→ **WORK REQUIRED**:
Each record below should be output verbatim, without pictures.

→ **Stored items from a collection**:
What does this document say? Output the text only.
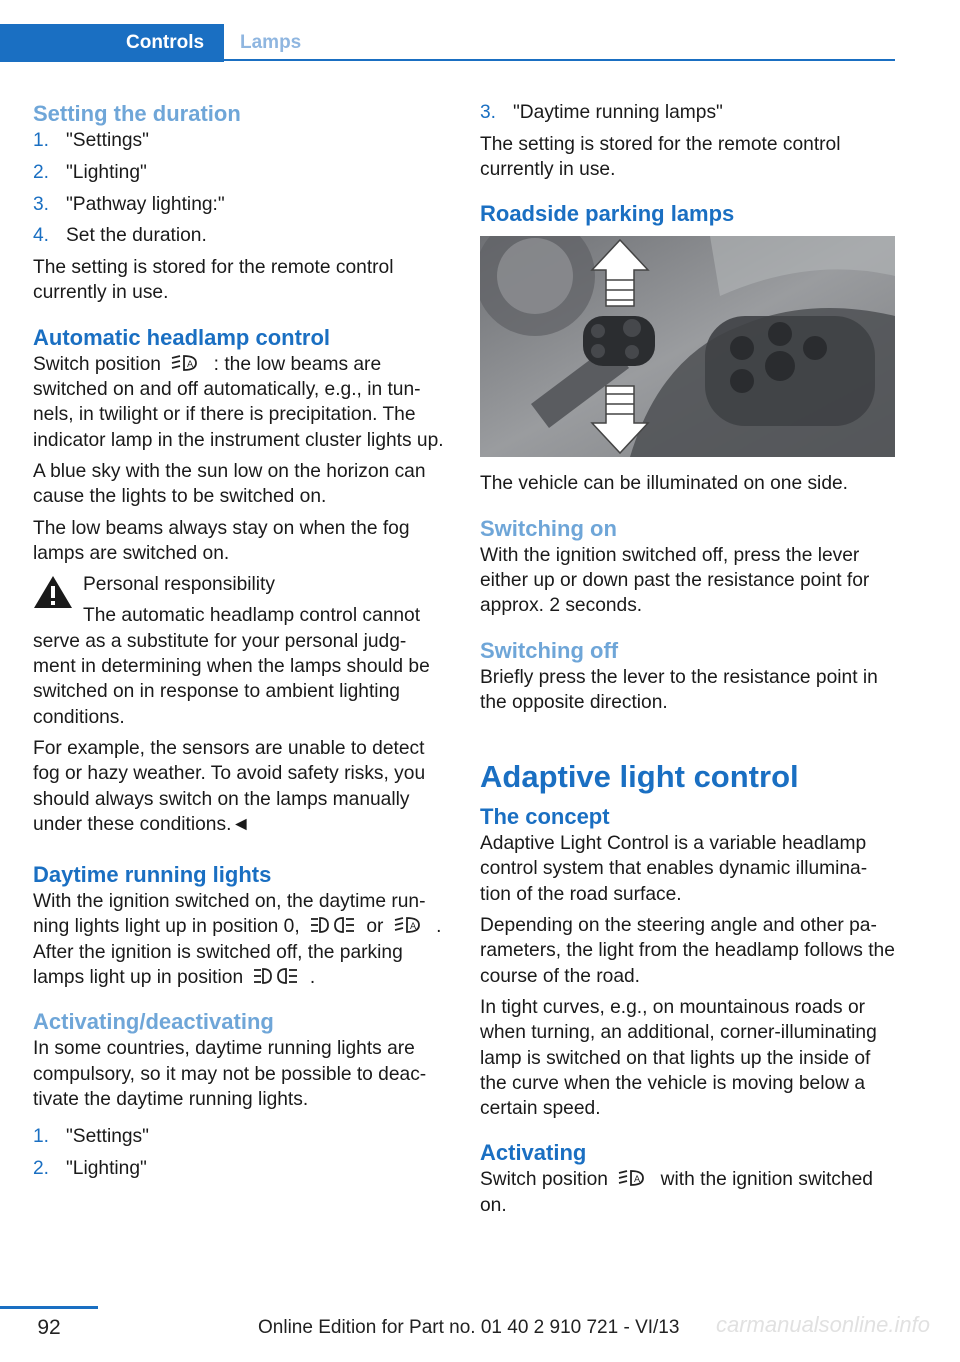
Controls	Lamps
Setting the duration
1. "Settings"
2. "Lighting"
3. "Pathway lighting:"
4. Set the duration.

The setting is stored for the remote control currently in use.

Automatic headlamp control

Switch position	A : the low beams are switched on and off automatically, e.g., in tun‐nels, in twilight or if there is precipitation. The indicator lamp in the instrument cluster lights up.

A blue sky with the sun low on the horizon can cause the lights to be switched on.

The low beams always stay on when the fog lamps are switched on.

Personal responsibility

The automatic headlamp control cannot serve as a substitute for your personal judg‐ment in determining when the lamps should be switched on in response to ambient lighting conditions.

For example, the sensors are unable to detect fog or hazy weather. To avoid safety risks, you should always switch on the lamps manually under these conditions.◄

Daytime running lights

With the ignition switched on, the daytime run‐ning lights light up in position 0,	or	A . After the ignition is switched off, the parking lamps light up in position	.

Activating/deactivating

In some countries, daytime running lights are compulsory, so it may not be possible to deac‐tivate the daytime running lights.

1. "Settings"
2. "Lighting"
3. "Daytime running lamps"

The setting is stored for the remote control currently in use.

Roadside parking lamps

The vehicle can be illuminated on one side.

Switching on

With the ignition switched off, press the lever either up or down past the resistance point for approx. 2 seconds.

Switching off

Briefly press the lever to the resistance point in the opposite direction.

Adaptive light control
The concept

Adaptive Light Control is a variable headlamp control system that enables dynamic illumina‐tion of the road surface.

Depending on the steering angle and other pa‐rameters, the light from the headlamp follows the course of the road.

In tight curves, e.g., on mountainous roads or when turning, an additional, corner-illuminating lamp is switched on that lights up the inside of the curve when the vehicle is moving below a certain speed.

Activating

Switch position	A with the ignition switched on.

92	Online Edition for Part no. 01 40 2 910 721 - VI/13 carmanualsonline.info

→ **ANSWER**:
What does this document say? Output the text only.
Controls	Lamps
Setting the duration
1. "Settings"
2. "Lighting"
3. "Pathway lighting:"
4. Set the duration.

The setting is stored for the remote control currently in use.

Automatic headlamp control

Switch position	A : the low beams are switched on and off automatically, e.g., in tun‐nels, in twilight or if there is precipitation. The indicator lamp in the instrument cluster lights up.

A blue sky with the sun low on the horizon can cause the lights to be switched on.

The low beams always stay on when the fog lamps are switched on.

Personal responsibility

The automatic headlamp control cannot serve as a substitute for your personal judg‐ment in determining when the lamps should be switched on in response to ambient lighting conditions.

For example, the sensors are unable to detect fog or hazy weather. To avoid safety risks, you should always switch on the lamps manually under these conditions.◄

Daytime running lights

With the ignition switched on, the daytime run‐ning lights light up in position 0,	or	A . After the ignition is switched off, the parking lamps light up in position	.

Activating/deactivating

In some countries, daytime running lights are compulsory, so it may not be possible to deac‐tivate the daytime running lights.

1. "Settings"
2. "Lighting"
3. "Daytime running lamps"

The setting is stored for the remote control currently in use.

Roadside parking lamps

The vehicle can be illuminated on one side.

Switching on

With the ignition switched off, press the lever either up or down past the resistance point for approx. 2 seconds.

Switching off

Briefly press the lever to the resistance point in the opposite direction.

Adaptive light control
The concept

Adaptive Light Control is a variable headlamp control system that enables dynamic illumina‐tion of the road surface.

Depending on the steering angle and other pa‐rameters, the light from the headlamp follows the course of the road.

In tight curves, e.g., on mountainous roads or when turning, an additional, corner-illuminating lamp is switched on that lights up the inside of the curve when the vehicle is moving below a certain speed.

Activating

Switch position	A with the ignition switched on.

92	Online Edition for Part no. 01 40 2 910 721 - VI/13 carmanualsonline.info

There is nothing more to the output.